> [Data shown]
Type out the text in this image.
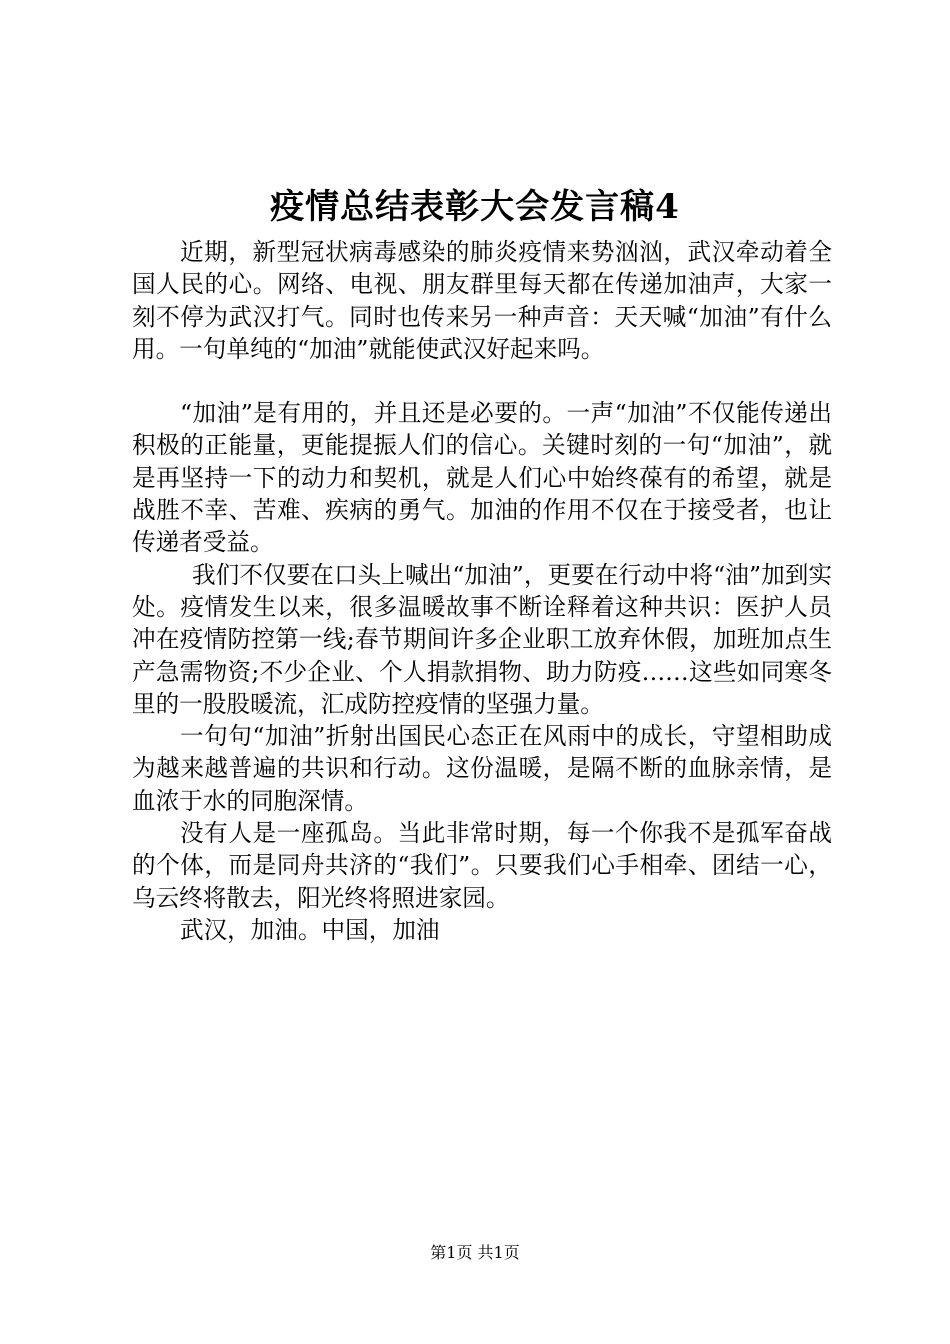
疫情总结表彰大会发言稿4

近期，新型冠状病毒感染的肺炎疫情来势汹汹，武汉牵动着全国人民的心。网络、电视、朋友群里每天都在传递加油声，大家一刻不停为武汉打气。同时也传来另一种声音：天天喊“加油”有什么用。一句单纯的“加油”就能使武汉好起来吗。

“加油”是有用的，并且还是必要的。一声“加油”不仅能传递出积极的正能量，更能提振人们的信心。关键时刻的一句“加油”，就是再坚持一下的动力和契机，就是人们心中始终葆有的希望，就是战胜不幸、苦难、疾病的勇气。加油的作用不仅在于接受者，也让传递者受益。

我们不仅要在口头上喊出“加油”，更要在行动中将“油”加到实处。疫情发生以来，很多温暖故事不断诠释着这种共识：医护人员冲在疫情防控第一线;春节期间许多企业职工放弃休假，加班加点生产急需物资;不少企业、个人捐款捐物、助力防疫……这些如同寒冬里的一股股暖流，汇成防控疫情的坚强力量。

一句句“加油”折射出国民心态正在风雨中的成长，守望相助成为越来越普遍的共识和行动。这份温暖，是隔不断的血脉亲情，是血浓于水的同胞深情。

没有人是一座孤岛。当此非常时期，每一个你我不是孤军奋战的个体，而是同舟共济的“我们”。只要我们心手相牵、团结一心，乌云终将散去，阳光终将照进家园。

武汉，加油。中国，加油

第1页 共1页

> [Written request] Except for the pictures, print the data above exactly.

> [Answer to the exercise]
Type out the text in this image.
疫情总结表彰大会发言稿4

近期，新型冠状病毒感染的肺炎疫情来势汹汹，武汉牵动着全国人民的心。网络、电视、朋友群里每天都在传递加油声，大家一刻不停为武汉打气。同时也传来另一种声音：天天喊“加油”有什么用。一句单纯的“加油”就能使武汉好起来吗。

“加油”是有用的，并且还是必要的。一声“加油”不仅能传递出积极的正能量，更能提振人们的信心。关键时刻的一句“加油”，就是再坚持一下的动力和契机，就是人们心中始终葆有的希望，就是战胜不幸、苦难、疾病的勇气。加油的作用不仅在于接受者，也让传递者受益。

我们不仅要在口头上喊出“加油”，更要在行动中将“油”加到实处。疫情发生以来，很多温暖故事不断诠释着这种共识：医护人员冲在疫情防控第一线;春节期间许多企业职工放弃休假，加班加点生产急需物资;不少企业、个人捐款捐物、助力防疫……这些如同寒冬里的一股股暖流，汇成防控疫情的坚强力量。

一句句“加油”折射出国民心态正在风雨中的成长，守望相助成为越来越普遍的共识和行动。这份温暖，是隔不断的血脉亲情，是血浓于水的同胞深情。

没有人是一座孤岛。当此非常时期，每一个你我不是孤军奋战的个体，而是同舟共济的“我们”。只要我们心手相牵、团结一心，乌云终将散去，阳光终将照进家园。

武汉，加油。中国，加油

第1页 共1页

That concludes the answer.